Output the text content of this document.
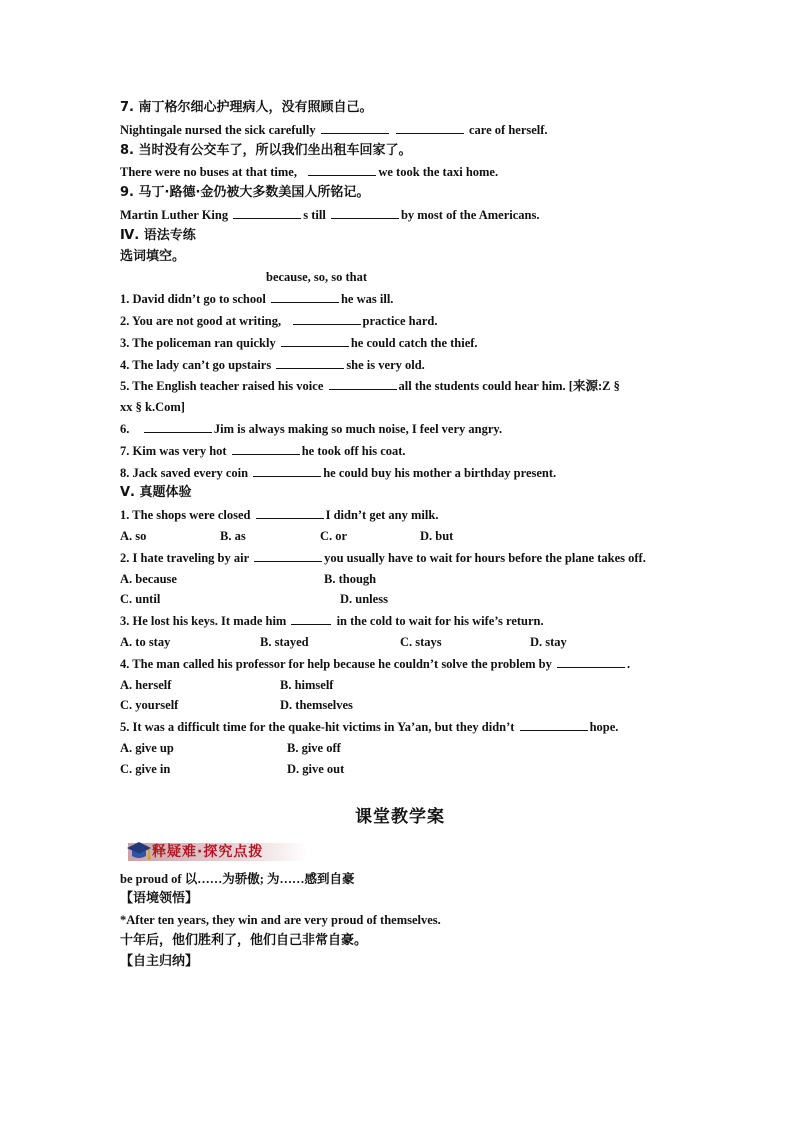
7. 南丁格尔细心护理病人，没有照顾自己。
Nightingale nursed the sick carefully	care of herself.
8. 当时没有公交车了，所以我们坐出租车回家了。
There were no buses at that time,	we took the taxi home.
9. 马丁·路德·金仍被大多数美国人所铭记。
Martin Luther King	s till	by most of the Americans.
Ⅳ. 语法专练
选词填空。
because, so, so that
1. David didn’t go to school	he was ill.
2. You are not good at writing,	practice hard.
3. The policeman ran quickly	he could catch the thief.
4. The lady can’t go upstairs	she is very old.
5. The English teacher raised his voice	all the students could hear him. [来源:Z §
xx § k.Com]
6.	Jim is always making so much noise, I feel very angry.
7. Kim was very hot	he took off his coat.
8. Jack saved every coin	he could buy his mother a birthday present.
Ⅴ. 真题体验
1. The shops were closed	I didn’t get any milk.
A. so	B. as	C. or	D. but
2. I hate traveling by air	you usually have to wait for hours before the plane takes off.
A. because	B. though
C. until	D. unless
3. He lost his keys. It made him	in the cold to wait for his wife’s return.
A. to stay	B. stayed	C. stays	D. stay
4. The man called his professor for help because he couldn’t solve the problem by	.
A. herself	B. himself
C. yourself	D. themselves
5. It was a difficult time for the quake-hit victims in Ya’an, but they didn’t	hope.
A. give up	B. give off
C. give in	D. give out
课堂教学案
释疑难·探究点拨
be proud of 以……为骄傲; 为……感到自豪
【语境领悟】
*After ten years, they win and are very proud of themselves.
十年后，他们胜利了，他们自己非常自豪。
【自主归纳】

(PROBLEM REQUIREMENTS): What you return should match the records above word for word, minus the pictures.

(COMPLETED EXERCISE):
Output the text content of this document.
7. 南丁格尔细心护理病人，没有照顾自己。
Nightingale nursed the sick carefully	care of herself.
8. 当时没有公交车了，所以我们坐出租车回家了。
There were no buses at that time,	we took the taxi home.
9. 马丁·路德·金仍被大多数美国人所铭记。
Martin Luther King	s till	by most of the Americans.
Ⅳ. 语法专练
选词填空。
because, so, so that
1. David didn’t go to school	he was ill.
2. You are not good at writing,	practice hard.
3. The policeman ran quickly	he could catch the thief.
4. The lady can’t go upstairs	she is very old.
5. The English teacher raised his voice	all the students could hear him. [来源:Z §
xx § k.Com]
6.	Jim is always making so much noise, I feel very angry.
7. Kim was very hot	he took off his coat.
8. Jack saved every coin	he could buy his mother a birthday present.
Ⅴ. 真题体验
1. The shops were closed	I didn’t get any milk.
A. so	B. as	C. or	D. but
2. I hate traveling by air	you usually have to wait for hours before the plane takes off.
A. because	B. though
C. until	D. unless
3. He lost his keys. It made him	in the cold to wait for his wife’s return.
A. to stay	B. stayed	C. stays	D. stay
4. The man called his professor for help because he couldn’t solve the problem by	.
A. herself	B. himself
C. yourself	D. themselves
5. It was a difficult time for the quake-hit victims in Ya’an, but they didn’t	hope.
A. give up	B. give off
C. give in	D. give out
课堂教学案
释疑难·探究点拨
be proud of 以……为骄傲; 为……感到自豪
【语境领悟】
*After ten years, they win and are very proud of themselves.
十年后，他们胜利了，他们自己非常自豪。
【自主归纳】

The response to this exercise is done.